---- INPUT DATA

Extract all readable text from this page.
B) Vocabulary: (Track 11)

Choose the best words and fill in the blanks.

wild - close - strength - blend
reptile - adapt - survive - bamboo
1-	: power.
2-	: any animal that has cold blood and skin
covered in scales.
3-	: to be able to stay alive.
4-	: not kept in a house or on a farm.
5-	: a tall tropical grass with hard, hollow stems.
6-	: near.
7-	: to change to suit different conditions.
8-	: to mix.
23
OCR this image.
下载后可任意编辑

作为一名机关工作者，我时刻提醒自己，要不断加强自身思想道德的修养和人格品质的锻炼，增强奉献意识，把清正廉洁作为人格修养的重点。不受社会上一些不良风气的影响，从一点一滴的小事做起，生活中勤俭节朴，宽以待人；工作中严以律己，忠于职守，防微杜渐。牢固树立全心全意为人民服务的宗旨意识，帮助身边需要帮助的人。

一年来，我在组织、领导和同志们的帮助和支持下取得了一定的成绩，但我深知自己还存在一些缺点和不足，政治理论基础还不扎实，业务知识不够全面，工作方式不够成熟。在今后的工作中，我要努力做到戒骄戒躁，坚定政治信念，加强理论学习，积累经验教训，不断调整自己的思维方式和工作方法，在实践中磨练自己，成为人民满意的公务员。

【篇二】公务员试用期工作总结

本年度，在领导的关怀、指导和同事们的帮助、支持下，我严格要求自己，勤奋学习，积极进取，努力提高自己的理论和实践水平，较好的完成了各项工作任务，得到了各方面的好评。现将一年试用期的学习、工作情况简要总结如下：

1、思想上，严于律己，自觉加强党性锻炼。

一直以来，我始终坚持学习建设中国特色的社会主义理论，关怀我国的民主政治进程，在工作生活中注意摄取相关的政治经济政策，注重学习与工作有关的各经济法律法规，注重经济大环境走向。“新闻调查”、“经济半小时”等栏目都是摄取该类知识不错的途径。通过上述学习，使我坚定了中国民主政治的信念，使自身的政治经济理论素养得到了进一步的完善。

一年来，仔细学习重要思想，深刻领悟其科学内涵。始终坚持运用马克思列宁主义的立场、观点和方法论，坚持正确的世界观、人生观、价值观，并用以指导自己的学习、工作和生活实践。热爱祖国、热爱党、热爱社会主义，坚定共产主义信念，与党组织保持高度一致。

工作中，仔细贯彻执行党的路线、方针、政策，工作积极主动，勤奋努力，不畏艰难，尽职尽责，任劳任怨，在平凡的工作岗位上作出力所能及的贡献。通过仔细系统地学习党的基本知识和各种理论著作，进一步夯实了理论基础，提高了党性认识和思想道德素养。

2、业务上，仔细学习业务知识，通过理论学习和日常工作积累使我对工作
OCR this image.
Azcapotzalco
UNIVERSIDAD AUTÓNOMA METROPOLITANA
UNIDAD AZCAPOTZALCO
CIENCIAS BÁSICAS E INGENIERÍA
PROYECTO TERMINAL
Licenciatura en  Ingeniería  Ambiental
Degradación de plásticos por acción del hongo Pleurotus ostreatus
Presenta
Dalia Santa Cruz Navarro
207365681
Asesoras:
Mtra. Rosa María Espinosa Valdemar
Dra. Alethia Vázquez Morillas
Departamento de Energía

--------

#### OBJECTIVE:
Set down every record above exactly as given.

#### WRITTEN REPLY:
Extract all readable text from this page.
B) Vocabulary: (Track 11)

Choose the best words and fill in the blanks.

wild - close - strength - blend
reptile - adapt - survive - bamboo
1-	: power.
2-	: any animal that has cold blood and skin
covered in scales.
3-	: to be able to stay alive.
4-	: not kept in a house or on a farm.
5-	: a tall tropical grass with hard, hollow stems.
6-	: near.
7-	: to change to suit different conditions.
8-	: to mix.
23
OCR this image.
下载后可任意编辑

作为一名机关工作者，我时刻提醒自己，要不断加强自身思想道德的修养和人格品质的锻炼，增强奉献意识，把清正廉洁作为人格修养的重点。不受社会上一些不良风气的影响，从一点一滴的小事做起，生活中勤俭节朴，宽以待人；工作中严以律己，忠于职守，防微杜渐。牢固树立全心全意为人民服务的宗旨意识，帮助身边需要帮助的人。

一年来，我在组织、领导和同志们的帮助和支持下取得了一定的成绩，但我深知自己还存在一些缺点和不足，政治理论基础还不扎实，业务知识不够全面，工作方式不够成熟。在今后的工作中，我要努力做到戒骄戒躁，坚定政治信念，加强理论学习，积累经验教训，不断调整自己的思维方式和工作方法，在实践中磨练自己，成为人民满意的公务员。

【篇二】公务员试用期工作总结

本年度，在领导的关怀、指导和同事们的帮助、支持下，我严格要求自己，勤奋学习，积极进取，努力提高自己的理论和实践水平，较好的完成了各项工作任务，得到了各方面的好评。现将一年试用期的学习、工作情况简要总结如下：

1、思想上，严于律己，自觉加强党性锻炼。

一直以来，我始终坚持学习建设中国特色的社会主义理论，关怀我国的民主政治进程，在工作生活中注意摄取相关的政治经济政策，注重学习与工作有关的各经济法律法规，注重经济大环境走向。“新闻调查”、“经济半小时”等栏目都是摄取该类知识不错的途径。通过上述学习，使我坚定了中国民主政治的信念，使自身的政治经济理论素养得到了进一步的完善。

一年来，仔细学习重要思想，深刻领悟其科学内涵。始终坚持运用马克思列宁主义的立场、观点和方法论，坚持正确的世界观、人生观、价值观，并用以指导自己的学习、工作和生活实践。热爱祖国、热爱党、热爱社会主义，坚定共产主义信念，与党组织保持高度一致。

工作中，仔细贯彻执行党的路线、方针、政策，工作积极主动，勤奋努力，不畏艰难，尽职尽责，任劳任怨，在平凡的工作岗位上作出力所能及的贡献。通过仔细系统地学习党的基本知识和各种理论著作，进一步夯实了理论基础，提高了党性认识和思想道德素养。

2、业务上，仔细学习业务知识，通过理论学习和日常工作积累使我对工作
OCR this image.
Azcapotzalco
UNIVERSIDAD AUTÓNOMA METROPOLITANA
UNIDAD AZCAPOTZALCO
CIENCIAS BÁSICAS E INGENIERÍA
PROYECTO TERMINAL
Licenciatura en  Ingeniería  Ambiental
Degradación de plásticos por acción del hongo Pleurotus ostreatus
Presenta
Dalia Santa Cruz Navarro
207365681
Asesoras:
Mtra. Rosa María Espinosa Valdemar
Dra. Alethia Vázquez Morillas
Departamento de Energía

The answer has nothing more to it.